* _Data supplied_
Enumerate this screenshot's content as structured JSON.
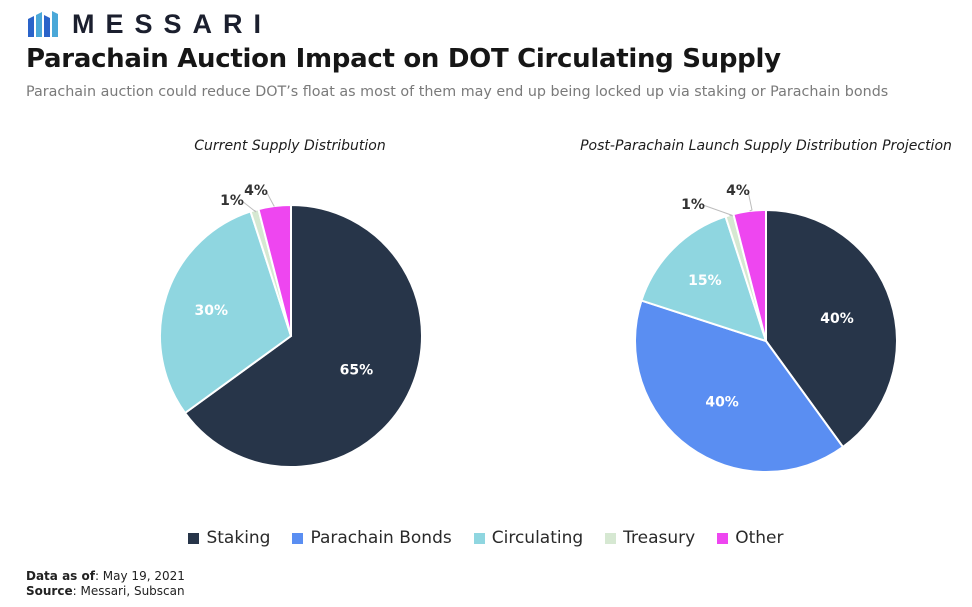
{
  "brand": {
    "name": "MESSARI",
    "logo_icon": "messari-logo-icon"
  },
  "title": "Parachain Auction Impact on DOT Circulating Supply",
  "subtitle": "Parachain auction could reduce DOT’s float as most of them may end up being locked up via staking or Parachain bonds",
  "colors": {
    "Staking": "#273549",
    "Parachain Bonds": "#5a8ef2",
    "Circulating": "#8fd6e0",
    "Treasury": "#d6e8d2",
    "Other": "#ee46f0"
  },
  "legend": {
    "placement": "bottom-center",
    "items": [
      "Staking",
      "Parachain Bonds",
      "Circulating",
      "Treasury",
      "Other"
    ]
  },
  "chart_data": [
    {
      "type": "pie",
      "title": "Current Supply Distribution",
      "categories": [
        "Staking",
        "Parachain Bonds",
        "Circulating",
        "Treasury",
        "Other"
      ],
      "values": [
        65,
        0,
        30,
        1,
        4
      ],
      "labels": [
        "65%",
        "",
        "30%",
        "1%",
        "4%"
      ]
    },
    {
      "type": "pie",
      "title": "Post-Parachain Launch Supply Distribution Projection",
      "categories": [
        "Staking",
        "Parachain Bonds",
        "Circulating",
        "Treasury",
        "Other"
      ],
      "values": [
        40,
        40,
        15,
        1,
        4
      ],
      "labels": [
        "40%",
        "40%",
        "15%",
        "1%",
        "4%"
      ]
    }
  ],
  "footer": {
    "data_as_of_label": "Data as of",
    "data_as_of_value": ": May 19, 2021",
    "source_label": "Source",
    "source_value": ": Messari, Subscan"
  }
}
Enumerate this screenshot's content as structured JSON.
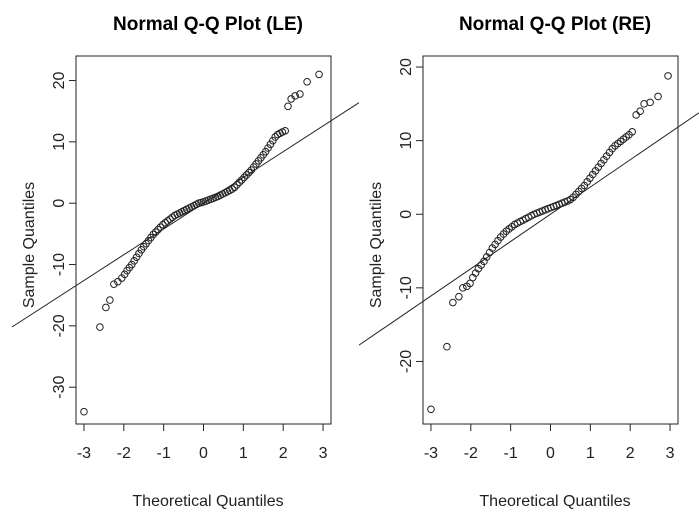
{
  "chart_data": [
    {
      "type": "scatter",
      "title": "Normal Q-Q Plot (LE)",
      "xlabel": "Theoretical Quantiles",
      "ylabel": "Sample Quantiles",
      "xlim": [
        -3.2,
        3.2
      ],
      "ylim": [
        -36,
        24
      ],
      "xticks": [
        -3,
        -2,
        -1,
        0,
        1,
        2,
        3
      ],
      "yticks": [
        -30,
        -20,
        -10,
        0,
        10,
        20
      ],
      "grid": false,
      "reference_line": {
        "intercept": 0,
        "slope": 4.2
      },
      "x": [
        -3.0,
        -2.6,
        -2.45,
        -2.35,
        -2.25,
        -2.15,
        -2.05,
        -1.98,
        -1.92,
        -1.86,
        -1.8,
        -1.74,
        -1.68,
        -1.62,
        -1.56,
        -1.5,
        -1.44,
        -1.38,
        -1.32,
        -1.26,
        -1.2,
        -1.14,
        -1.08,
        -1.02,
        -0.96,
        -0.9,
        -0.84,
        -0.78,
        -0.72,
        -0.66,
        -0.6,
        -0.54,
        -0.48,
        -0.42,
        -0.36,
        -0.3,
        -0.24,
        -0.18,
        -0.12,
        -0.06,
        0.0,
        0.06,
        0.12,
        0.18,
        0.24,
        0.3,
        0.36,
        0.42,
        0.48,
        0.54,
        0.6,
        0.66,
        0.72,
        0.78,
        0.84,
        0.9,
        0.96,
        1.02,
        1.08,
        1.14,
        1.2,
        1.26,
        1.32,
        1.38,
        1.44,
        1.5,
        1.56,
        1.62,
        1.68,
        1.74,
        1.8,
        1.86,
        1.92,
        1.98,
        2.05,
        2.12,
        2.2,
        2.3,
        2.42,
        2.6,
        2.9
      ],
      "y": [
        -34.0,
        -20.2,
        -17.0,
        -15.8,
        -13.2,
        -12.8,
        -12.2,
        -11.6,
        -11.0,
        -10.5,
        -10.0,
        -9.4,
        -8.8,
        -8.2,
        -7.6,
        -7.1,
        -6.6,
        -6.1,
        -5.6,
        -5.1,
        -4.7,
        -4.3,
        -3.9,
        -3.5,
        -3.2,
        -2.9,
        -2.6,
        -2.3,
        -2.0,
        -1.8,
        -1.6,
        -1.4,
        -1.2,
        -1.0,
        -0.8,
        -0.6,
        -0.4,
        -0.2,
        0.0,
        0.1,
        0.2,
        0.35,
        0.5,
        0.65,
        0.8,
        0.95,
        1.1,
        1.3,
        1.5,
        1.7,
        1.9,
        2.1,
        2.3,
        2.6,
        3.0,
        3.4,
        3.8,
        4.2,
        4.6,
        5.0,
        5.4,
        5.9,
        6.4,
        6.9,
        7.4,
        7.9,
        8.4,
        9.0,
        9.6,
        10.2,
        10.8,
        11.2,
        11.4,
        11.6,
        11.8,
        15.8,
        17.0,
        17.5,
        17.8,
        19.8,
        21.0
      ]
    },
    {
      "type": "scatter",
      "title": "Normal Q-Q Plot (RE)",
      "xlabel": "Theoretical Quantiles",
      "ylabel": "Sample Quantiles",
      "xlim": [
        -3.2,
        3.2
      ],
      "ylim": [
        -28.5,
        21.5
      ],
      "xticks": [
        -3,
        -2,
        -1,
        0,
        1,
        2,
        3
      ],
      "yticks": [
        -20,
        -10,
        0,
        10,
        20
      ],
      "grid": false,
      "reference_line": {
        "intercept": 0,
        "slope": 3.7
      },
      "x": [
        -3.0,
        -2.6,
        -2.45,
        -2.3,
        -2.2,
        -2.1,
        -2.02,
        -1.95,
        -1.88,
        -1.81,
        -1.74,
        -1.67,
        -1.6,
        -1.53,
        -1.46,
        -1.39,
        -1.32,
        -1.25,
        -1.18,
        -1.11,
        -1.04,
        -0.97,
        -0.9,
        -0.83,
        -0.76,
        -0.69,
        -0.62,
        -0.55,
        -0.48,
        -0.41,
        -0.34,
        -0.27,
        -0.2,
        -0.13,
        -0.06,
        0.01,
        0.08,
        0.15,
        0.22,
        0.29,
        0.36,
        0.43,
        0.5,
        0.57,
        0.64,
        0.71,
        0.78,
        0.85,
        0.92,
        0.99,
        1.06,
        1.13,
        1.2,
        1.27,
        1.34,
        1.41,
        1.48,
        1.55,
        1.62,
        1.69,
        1.76,
        1.83,
        1.9,
        1.97,
        2.05,
        2.15,
        2.25,
        2.35,
        2.5,
        2.7,
        2.95
      ],
      "y": [
        -26.5,
        -18.0,
        -12.0,
        -11.2,
        -10.0,
        -9.8,
        -9.4,
        -8.6,
        -8.0,
        -7.4,
        -6.9,
        -6.4,
        -5.8,
        -5.2,
        -4.6,
        -4.1,
        -3.6,
        -3.1,
        -2.7,
        -2.3,
        -2.0,
        -1.7,
        -1.4,
        -1.2,
        -1.0,
        -0.8,
        -0.6,
        -0.4,
        -0.2,
        0.0,
        0.15,
        0.3,
        0.45,
        0.6,
        0.75,
        0.9,
        1.05,
        1.2,
        1.35,
        1.5,
        1.65,
        1.8,
        2.0,
        2.3,
        2.7,
        3.1,
        3.5,
        3.9,
        4.4,
        4.9,
        5.4,
        5.9,
        6.4,
        6.9,
        7.4,
        7.9,
        8.4,
        8.9,
        9.3,
        9.6,
        9.9,
        10.2,
        10.5,
        10.8,
        11.2,
        13.5,
        14.0,
        15.0,
        15.2,
        16.0,
        18.8
      ]
    }
  ]
}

* _Your goal_
Copy out every line with the word "Treasury".

* _Task output_
    "Treasury": "#d6e8d2",
      "Treasury",
        "Treasury",
        "Treasury",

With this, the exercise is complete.